**Task goal:** Sift the material for lines containing "Agreement", and return them.

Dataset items
-.-.-

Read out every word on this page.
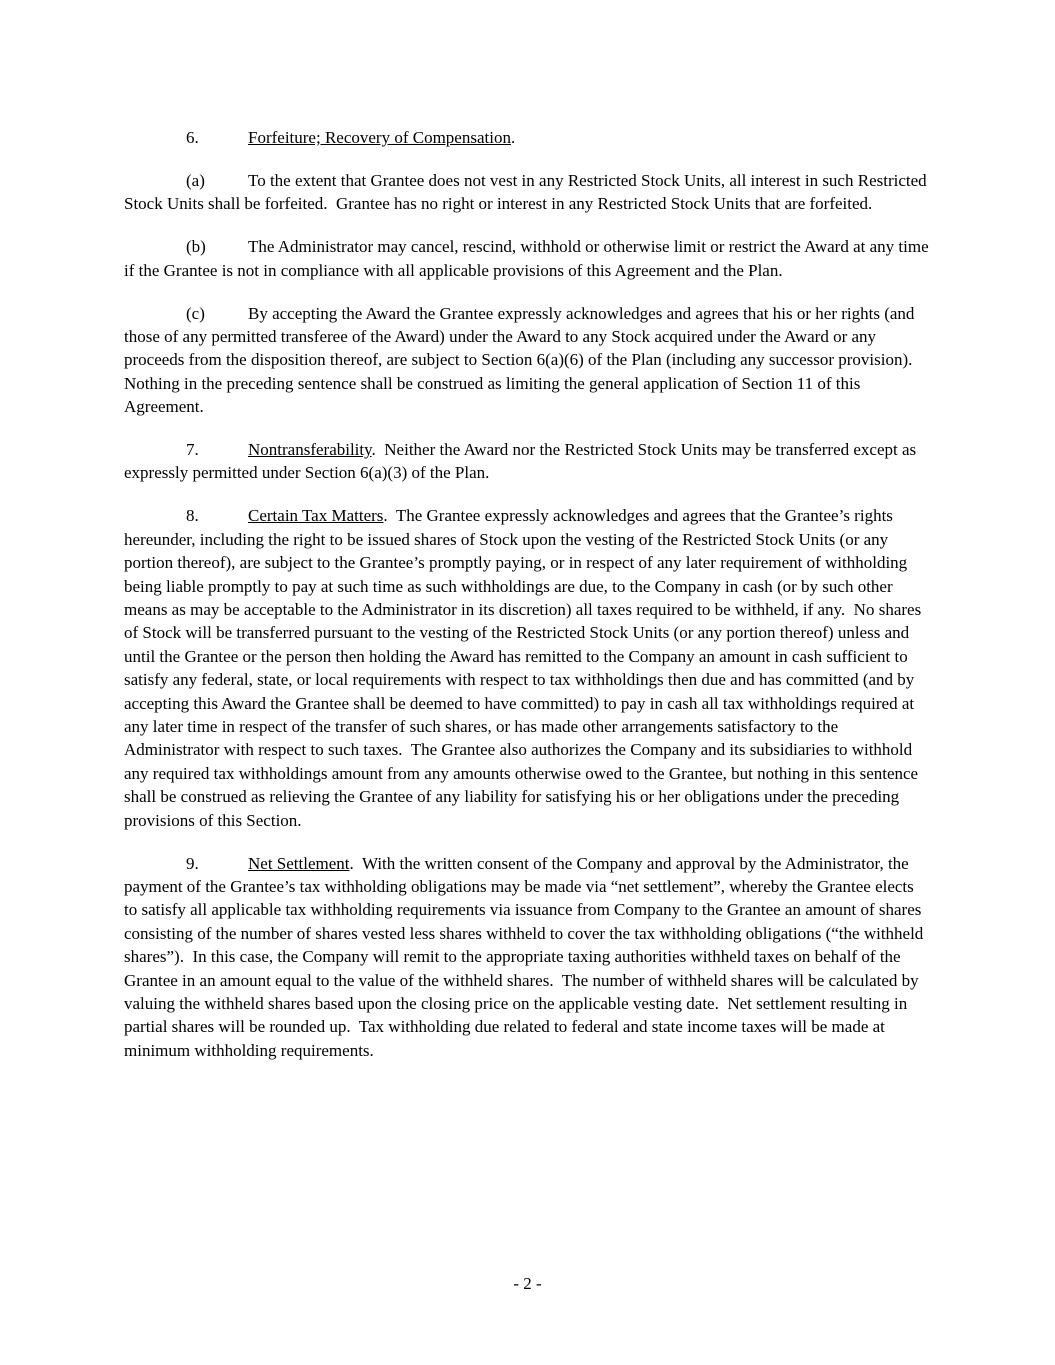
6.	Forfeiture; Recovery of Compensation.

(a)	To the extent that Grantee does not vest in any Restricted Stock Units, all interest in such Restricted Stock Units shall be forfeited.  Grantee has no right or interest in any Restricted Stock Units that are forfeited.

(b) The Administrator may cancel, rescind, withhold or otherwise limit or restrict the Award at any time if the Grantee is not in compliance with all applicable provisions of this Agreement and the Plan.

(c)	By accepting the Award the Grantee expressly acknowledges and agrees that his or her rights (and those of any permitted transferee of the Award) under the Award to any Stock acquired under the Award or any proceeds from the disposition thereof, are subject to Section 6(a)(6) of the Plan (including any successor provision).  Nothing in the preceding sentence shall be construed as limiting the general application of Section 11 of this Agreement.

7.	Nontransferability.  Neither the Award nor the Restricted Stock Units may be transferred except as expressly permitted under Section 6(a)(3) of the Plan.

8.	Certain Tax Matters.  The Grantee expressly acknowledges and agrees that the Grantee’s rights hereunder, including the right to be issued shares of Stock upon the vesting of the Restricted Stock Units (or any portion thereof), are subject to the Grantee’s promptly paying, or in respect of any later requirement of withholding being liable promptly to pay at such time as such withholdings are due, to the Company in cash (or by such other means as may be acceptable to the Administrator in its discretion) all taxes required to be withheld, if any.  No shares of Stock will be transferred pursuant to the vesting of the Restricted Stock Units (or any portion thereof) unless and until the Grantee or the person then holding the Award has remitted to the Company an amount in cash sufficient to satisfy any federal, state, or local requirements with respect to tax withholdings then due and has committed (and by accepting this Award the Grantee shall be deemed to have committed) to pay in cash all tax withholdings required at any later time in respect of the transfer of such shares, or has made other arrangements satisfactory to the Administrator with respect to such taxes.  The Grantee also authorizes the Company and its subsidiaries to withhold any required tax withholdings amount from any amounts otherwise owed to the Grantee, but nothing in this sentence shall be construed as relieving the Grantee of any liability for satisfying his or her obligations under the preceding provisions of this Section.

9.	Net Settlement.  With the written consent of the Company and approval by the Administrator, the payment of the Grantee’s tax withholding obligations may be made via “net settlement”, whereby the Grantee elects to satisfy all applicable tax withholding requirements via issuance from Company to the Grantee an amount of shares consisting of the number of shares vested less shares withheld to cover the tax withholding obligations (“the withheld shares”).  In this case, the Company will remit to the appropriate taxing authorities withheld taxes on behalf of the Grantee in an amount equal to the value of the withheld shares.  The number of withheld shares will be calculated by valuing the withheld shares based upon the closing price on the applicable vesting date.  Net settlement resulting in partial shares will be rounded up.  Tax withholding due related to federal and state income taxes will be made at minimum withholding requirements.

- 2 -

-.-.-

**Response to the exercise:**
(b) The Administrator may cancel, rescind, withhold or otherwise limit or restrict the Award at any time if the Grantee is not in compliance with all applicable provisions of this Agreement and the Plan.
(c)	By accepting the Award the Grantee expressly acknowledges and agrees that his or her rights (and those of any permitted transferee of the Award) under the Award to any Stock acquired under the Award or any proceeds from the disposition thereof, are subject to Section 6(a)(6) of the Plan (including any successor provision).  Nothing in the preceding sentence shall be construed as limiting the general application of Section 11 of this Agreement.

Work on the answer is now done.